# What to work on
Extract each line from the entries below that has the string "date" in it.

======== Extracted entries ========

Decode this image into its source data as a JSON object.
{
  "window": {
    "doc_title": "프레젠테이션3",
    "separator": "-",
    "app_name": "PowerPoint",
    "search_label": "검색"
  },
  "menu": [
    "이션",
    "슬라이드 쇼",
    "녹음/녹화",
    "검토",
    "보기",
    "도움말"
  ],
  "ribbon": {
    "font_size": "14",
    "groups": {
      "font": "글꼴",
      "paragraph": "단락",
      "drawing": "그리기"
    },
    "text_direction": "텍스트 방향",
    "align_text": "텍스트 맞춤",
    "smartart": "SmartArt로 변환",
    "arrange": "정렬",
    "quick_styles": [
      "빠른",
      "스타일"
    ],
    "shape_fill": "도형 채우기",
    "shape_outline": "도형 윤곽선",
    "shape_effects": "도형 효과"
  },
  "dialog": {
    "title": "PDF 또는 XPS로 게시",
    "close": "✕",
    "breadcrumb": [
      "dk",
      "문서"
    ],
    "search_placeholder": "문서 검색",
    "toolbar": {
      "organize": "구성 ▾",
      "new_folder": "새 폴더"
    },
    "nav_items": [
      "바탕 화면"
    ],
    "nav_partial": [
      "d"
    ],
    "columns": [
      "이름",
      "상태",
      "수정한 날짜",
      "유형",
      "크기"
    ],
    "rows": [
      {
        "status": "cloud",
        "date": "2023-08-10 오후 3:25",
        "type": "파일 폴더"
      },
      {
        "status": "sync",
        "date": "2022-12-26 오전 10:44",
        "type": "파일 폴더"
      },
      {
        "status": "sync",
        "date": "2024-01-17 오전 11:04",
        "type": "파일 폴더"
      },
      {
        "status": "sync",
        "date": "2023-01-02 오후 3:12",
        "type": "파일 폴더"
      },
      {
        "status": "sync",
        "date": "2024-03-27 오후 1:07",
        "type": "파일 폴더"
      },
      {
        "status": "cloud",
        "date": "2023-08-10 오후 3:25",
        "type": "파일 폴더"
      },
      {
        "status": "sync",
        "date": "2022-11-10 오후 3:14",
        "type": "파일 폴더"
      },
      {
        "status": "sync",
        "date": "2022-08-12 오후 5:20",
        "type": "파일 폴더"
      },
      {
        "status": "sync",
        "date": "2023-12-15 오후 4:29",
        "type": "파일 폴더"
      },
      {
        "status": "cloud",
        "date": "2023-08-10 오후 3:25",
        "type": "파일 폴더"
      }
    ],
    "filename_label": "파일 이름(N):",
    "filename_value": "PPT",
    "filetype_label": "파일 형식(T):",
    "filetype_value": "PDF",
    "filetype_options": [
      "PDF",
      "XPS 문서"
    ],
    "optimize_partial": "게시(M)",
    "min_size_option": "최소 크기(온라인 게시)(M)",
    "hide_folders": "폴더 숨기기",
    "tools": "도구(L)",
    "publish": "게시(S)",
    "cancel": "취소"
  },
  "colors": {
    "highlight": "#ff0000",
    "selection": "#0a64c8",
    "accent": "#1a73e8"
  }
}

========

# Written response
        "date": "2023-08-10 오후 3:25",
        "date": "2022-12-26 오전 10:44",
        "date": "2024-01-17 오전 11:04",
        "date": "2023-01-02 오후 3:12",
        "date": "2024-03-27 오후 1:07",
        "date": "2023-08-10 오후 3:25",
        "date": "2022-11-10 오후 3:14",
        "date": "2022-08-12 오후 5:20",
        "date": "2023-12-15 오후 4:29",
        "date": "2023-08-10 오후 3:25",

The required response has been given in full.